Your task is to repeat the listing exactly.

--- begin ---

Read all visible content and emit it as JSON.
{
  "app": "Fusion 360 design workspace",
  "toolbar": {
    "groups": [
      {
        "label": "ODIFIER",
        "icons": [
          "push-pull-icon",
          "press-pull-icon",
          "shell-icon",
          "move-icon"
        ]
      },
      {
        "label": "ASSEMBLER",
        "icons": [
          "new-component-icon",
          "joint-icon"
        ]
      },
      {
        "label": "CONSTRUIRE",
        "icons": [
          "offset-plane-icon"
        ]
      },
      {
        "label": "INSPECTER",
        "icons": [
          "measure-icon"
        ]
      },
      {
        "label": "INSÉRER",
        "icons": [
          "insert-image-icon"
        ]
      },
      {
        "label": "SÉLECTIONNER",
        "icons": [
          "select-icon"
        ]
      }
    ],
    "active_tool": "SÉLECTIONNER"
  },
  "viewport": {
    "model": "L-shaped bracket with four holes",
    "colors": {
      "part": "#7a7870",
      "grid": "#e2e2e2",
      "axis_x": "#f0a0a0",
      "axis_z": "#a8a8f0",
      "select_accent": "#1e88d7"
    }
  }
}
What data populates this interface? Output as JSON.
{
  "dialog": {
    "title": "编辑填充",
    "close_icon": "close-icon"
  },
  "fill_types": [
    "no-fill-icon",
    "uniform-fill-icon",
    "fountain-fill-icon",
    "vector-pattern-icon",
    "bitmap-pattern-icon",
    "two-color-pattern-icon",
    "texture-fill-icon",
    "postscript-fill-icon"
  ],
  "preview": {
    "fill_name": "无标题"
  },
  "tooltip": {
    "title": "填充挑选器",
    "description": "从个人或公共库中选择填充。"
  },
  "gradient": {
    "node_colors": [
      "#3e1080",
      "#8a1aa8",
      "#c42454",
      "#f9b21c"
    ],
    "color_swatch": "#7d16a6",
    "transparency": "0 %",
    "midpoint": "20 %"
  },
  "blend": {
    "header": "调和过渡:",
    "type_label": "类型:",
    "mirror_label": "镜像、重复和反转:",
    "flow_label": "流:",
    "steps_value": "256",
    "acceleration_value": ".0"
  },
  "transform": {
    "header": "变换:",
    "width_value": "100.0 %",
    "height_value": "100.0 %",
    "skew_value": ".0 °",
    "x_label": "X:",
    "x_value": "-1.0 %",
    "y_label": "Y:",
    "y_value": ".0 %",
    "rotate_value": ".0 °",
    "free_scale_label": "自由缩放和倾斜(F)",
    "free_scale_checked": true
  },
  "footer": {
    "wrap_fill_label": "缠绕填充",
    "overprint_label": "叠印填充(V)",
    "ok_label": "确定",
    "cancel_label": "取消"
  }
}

--- end ---

▶ _Task solution_:
Read all visible content and emit it as JSON.
{
  "app": "Fusion 360 design workspace",
  "toolbar": {
    "groups": [
      {
        "label": "ODIFIER",
        "icons": [
          "push-pull-icon",
          "press-pull-icon",
          "shell-icon",
          "move-icon"
        ]
      },
      {
        "label": "ASSEMBLER",
        "icons": [
          "new-component-icon",
          "joint-icon"
        ]
      },
      {
        "label": "CONSTRUIRE",
        "icons": [
          "offset-plane-icon"
        ]
      },
      {
        "label": "INSPECTER",
        "icons": [
          "measure-icon"
        ]
      },
      {
        "label": "INSÉRER",
        "icons": [
          "insert-image-icon"
        ]
      },
      {
        "label": "SÉLECTIONNER",
        "icons": [
          "select-icon"
        ]
      }
    ],
    "active_tool": "SÉLECTIONNER"
  },
  "viewport": {
    "model": "L-shaped bracket with four holes",
    "colors": {
      "part": "#7a7870",
      "grid": "#e2e2e2",
      "axis_x": "#f0a0a0",
      "axis_z": "#a8a8f0",
      "select_accent": "#1e88d7"
    }
  }
}
What data populates this interface? Output as JSON.
{
  "dialog": {
    "title": "编辑填充",
    "close_icon": "close-icon"
  },
  "fill_types": [
    "no-fill-icon",
    "uniform-fill-icon",
    "fountain-fill-icon",
    "vector-pattern-icon",
    "bitmap-pattern-icon",
    "two-color-pattern-icon",
    "texture-fill-icon",
    "postscript-fill-icon"
  ],
  "preview": {
    "fill_name": "无标题"
  },
  "tooltip": {
    "title": "填充挑选器",
    "description": "从个人或公共库中选择填充。"
  },
  "gradient": {
    "node_colors": [
      "#3e1080",
      "#8a1aa8",
      "#c42454",
      "#f9b21c"
    ],
    "color_swatch": "#7d16a6",
    "transparency": "0 %",
    "midpoint": "20 %"
  },
  "blend": {
    "header": "调和过渡:",
    "type_label": "类型:",
    "mirror_label": "镜像、重复和反转:",
    "flow_label": "流:",
    "steps_value": "256",
    "acceleration_value": ".0"
  },
  "transform": {
    "header": "变换:",
    "width_value": "100.0 %",
    "height_value": "100.0 %",
    "skew_value": ".0 °",
    "x_label": "X:",
    "x_value": "-1.0 %",
    "y_label": "Y:",
    "y_value": ".0 %",
    "rotate_value": ".0 °",
    "free_scale_label": "自由缩放和倾斜(F)",
    "free_scale_checked": true
  },
  "footer": {
    "wrap_fill_label": "缠绕填充",
    "overprint_label": "叠印填充(V)",
    "ok_label": "确定",
    "cancel_label": "取消"
  }
}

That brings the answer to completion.